[Dataset entries]
[START]
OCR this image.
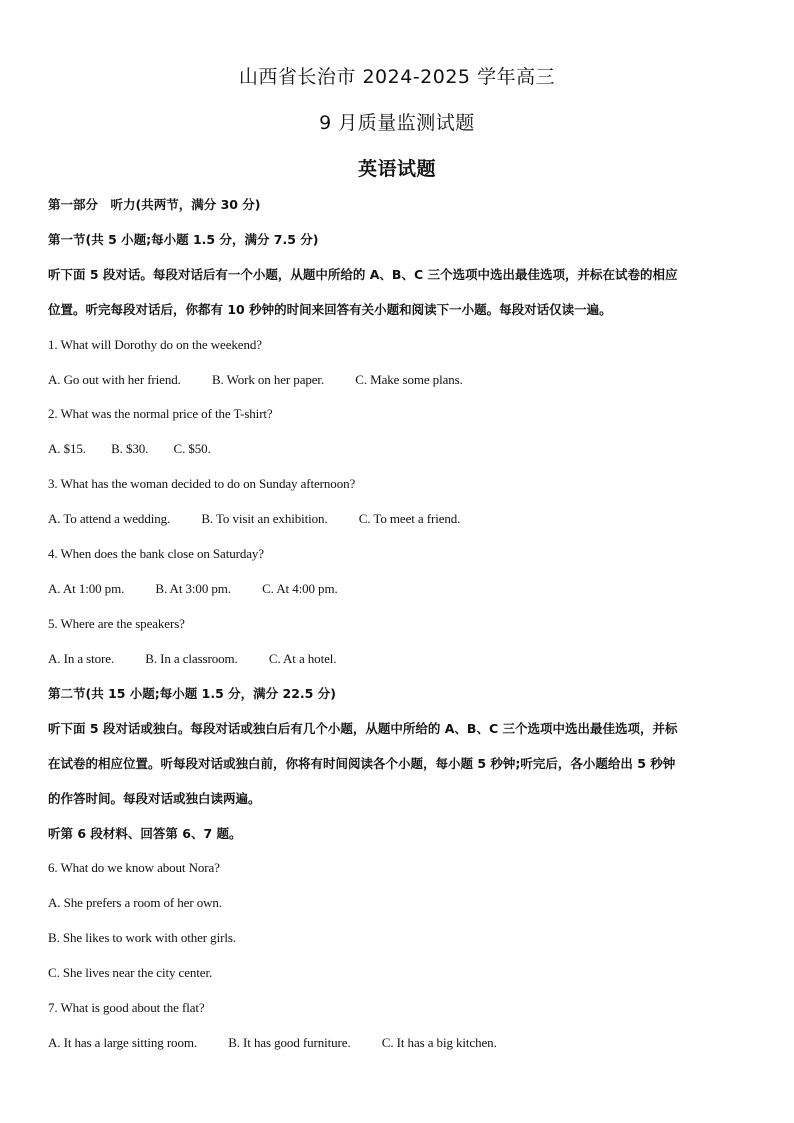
山西省长治市 2024-2025 学年高三
9 月质量监测试题
英语试题
第一部分　听力(共两节，满分 30 分)
第一节(共 5 小题;每小题 1.5 分，满分 7.5 分)
听下面 5 段对话。每段对话后有一个小题，从题中所给的 A、B、C 三个选项中选出最佳选项，并标在试卷的相应
位置。听完每段对话后，你都有 10 秒钟的时间来回答有关小题和阅读下一小题。每段对话仅读一遍。
1. What will Dorothy do on the weekend?
A. Go out with her friend. B. Work on her paper. C. Make some plans.
2. What was the normal price of the T-shirt?
A. $15. B. $30. C. $50.
3. What has the woman decided to do on Sunday afternoon?
A. To attend a wedding. B. To visit an exhibition. C. To meet a friend.
4. When does the bank close on Saturday?
A. At 1:00 pm. B. At 3:00 pm. C. At 4:00 pm.
5. Where are the speakers?
A. In a store. B. In a classroom. C. At a hotel.
第二节(共 15 小题;每小题 1.5 分，满分 22.5 分)
听下面 5 段对话或独白。每段对话或独白后有几个小题，从题中所给的 A、B、C 三个选项中选出最佳选项，并标
在试卷的相应位置。听每段对话或独白前，你将有时间阅读各个小题，每小题 5 秒钟;听完后，各小题给出 5 秒钟
的作答时间。每段对话或独白读两遍。
听第 6 段材料、回答第 6、7 题。
6. What do we know about Nora?
A. She prefers a room of her own.
B. She likes to work with other girls.
C. She lives near the city center.
7. What is good about the flat?
A. It has a large sitting room. B. It has good furniture. C. It has a big kitchen.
[END]
**Goal**
Choose all lines containing the string "with" and copy them out.

**Exercise output**
A. Go out with her friend. B. Work on her paper. C. Make some plans.
B. She likes to work with other girls.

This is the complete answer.